TASK GOAL: Below is a block of records; reproduce all of them exactly and leave out any pictures.
○ ○ ○ ○ ○ ○ ○
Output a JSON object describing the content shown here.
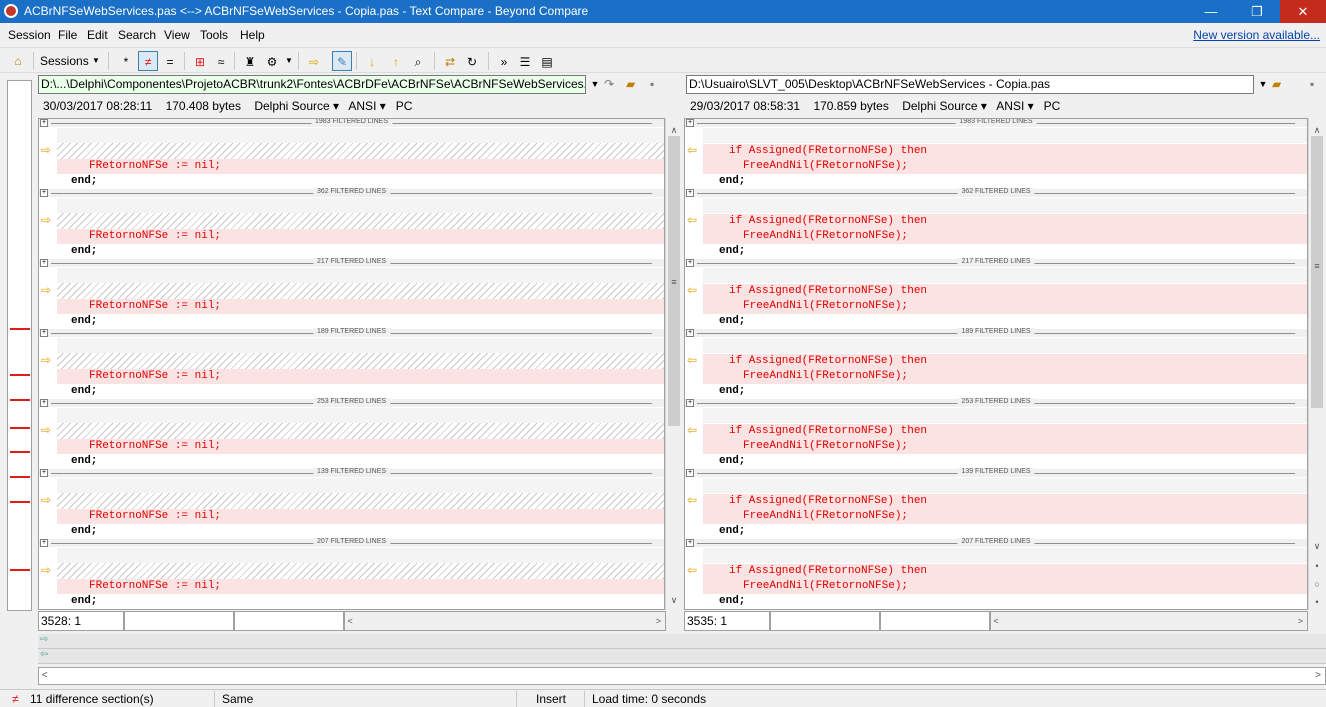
{
  "window": {
    "title": "ACBrNFSeWebServices.pas <--> ACBrNFSeWebServices - Copia.pas - Text Compare - Beyond Compare"
  },
  "menu": {
    "items": [
      "Session",
      "File",
      "Edit",
      "Search",
      "View",
      "Tools",
      "Help"
    ],
    "new_version": "New version available..."
  },
  "toolbar": {
    "sessions_label": "Sessions"
  },
  "left": {
    "path": "D:\\...\\Delphi\\Componentes\\ProjetoACBR\\trunk2\\Fontes\\ACBrDFe\\ACBrNFSe\\ACBrNFSeWebServices.pas",
    "info": {
      "datetime": "30/03/2017 08:28:11",
      "size": "170.408 bytes",
      "format": "Delphi Source",
      "encoding": "ANSI",
      "lineend": "PC"
    },
    "code_line1": "FRetornoNFSe := nil;",
    "code_end": "end;",
    "position": "3528: 1"
  },
  "right": {
    "path": "D:\\Usuairo\\SLVT_005\\Desktop\\ACBrNFSeWebServices - Copia.pas",
    "info": {
      "datetime": "29/03/2017 08:58:31",
      "size": "170.859 bytes",
      "format": "Delphi Source",
      "encoding": "ANSI",
      "lineend": "PC"
    },
    "code_line1": "if Assigned(FRetornoNFSe) then",
    "code_line2": "FreeAndNil(FRetornoNFSe);",
    "code_end": "end;",
    "position": "3535: 1"
  },
  "sections": [
    "1983 FILTERED LINES",
    "362 FILTERED LINES",
    "217 FILTERED LINES",
    "189 FILTERED LINES",
    "253 FILTERED LINES",
    "139 FILTERED LINES",
    "207 FILTERED LINES"
  ],
  "status": {
    "diff_count": "11 difference section(s)",
    "same": "Same",
    "mode": "Insert",
    "load_time": "Load time: 0 seconds"
  },
  "colors": {
    "diff_bg": "#fbe3e3",
    "diff_text": "#e00000",
    "title_bg": "#1a6fc6",
    "path_left_bg": "#eaffea"
  }
}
○ ○ ○ ○ ○ ○ ○
FINAL ANSWER:
Output a JSON object describing the content shown here.
{
  "window": {
    "title": "ACBrNFSeWebServices.pas <--> ACBrNFSeWebServices - Copia.pas - Text Compare - Beyond Compare"
  },
  "menu": {
    "items": [
      "Session",
      "File",
      "Edit",
      "Search",
      "View",
      "Tools",
      "Help"
    ],
    "new_version": "New version available..."
  },
  "toolbar": {
    "sessions_label": "Sessions"
  },
  "left": {
    "path": "D:\\...\\Delphi\\Componentes\\ProjetoACBR\\trunk2\\Fontes\\ACBrDFe\\ACBrNFSe\\ACBrNFSeWebServices.pas",
    "info": {
      "datetime": "30/03/2017 08:28:11",
      "size": "170.408 bytes",
      "format": "Delphi Source",
      "encoding": "ANSI",
      "lineend": "PC"
    },
    "code_line1": "FRetornoNFSe := nil;",
    "code_end": "end;",
    "position": "3528: 1"
  },
  "right": {
    "path": "D:\\Usuairo\\SLVT_005\\Desktop\\ACBrNFSeWebServices - Copia.pas",
    "info": {
      "datetime": "29/03/2017 08:58:31",
      "size": "170.859 bytes",
      "format": "Delphi Source",
      "encoding": "ANSI",
      "lineend": "PC"
    },
    "code_line1": "if Assigned(FRetornoNFSe) then",
    "code_line2": "FreeAndNil(FRetornoNFSe);",
    "code_end": "end;",
    "position": "3535: 1"
  },
  "sections": [
    "1983 FILTERED LINES",
    "362 FILTERED LINES",
    "217 FILTERED LINES",
    "189 FILTERED LINES",
    "253 FILTERED LINES",
    "139 FILTERED LINES",
    "207 FILTERED LINES"
  ],
  "status": {
    "diff_count": "11 difference section(s)",
    "same": "Same",
    "mode": "Insert",
    "load_time": "Load time: 0 seconds"
  },
  "colors": {
    "diff_bg": "#fbe3e3",
    "diff_text": "#e00000",
    "title_bg": "#1a6fc6",
    "path_left_bg": "#eaffea"
  }
}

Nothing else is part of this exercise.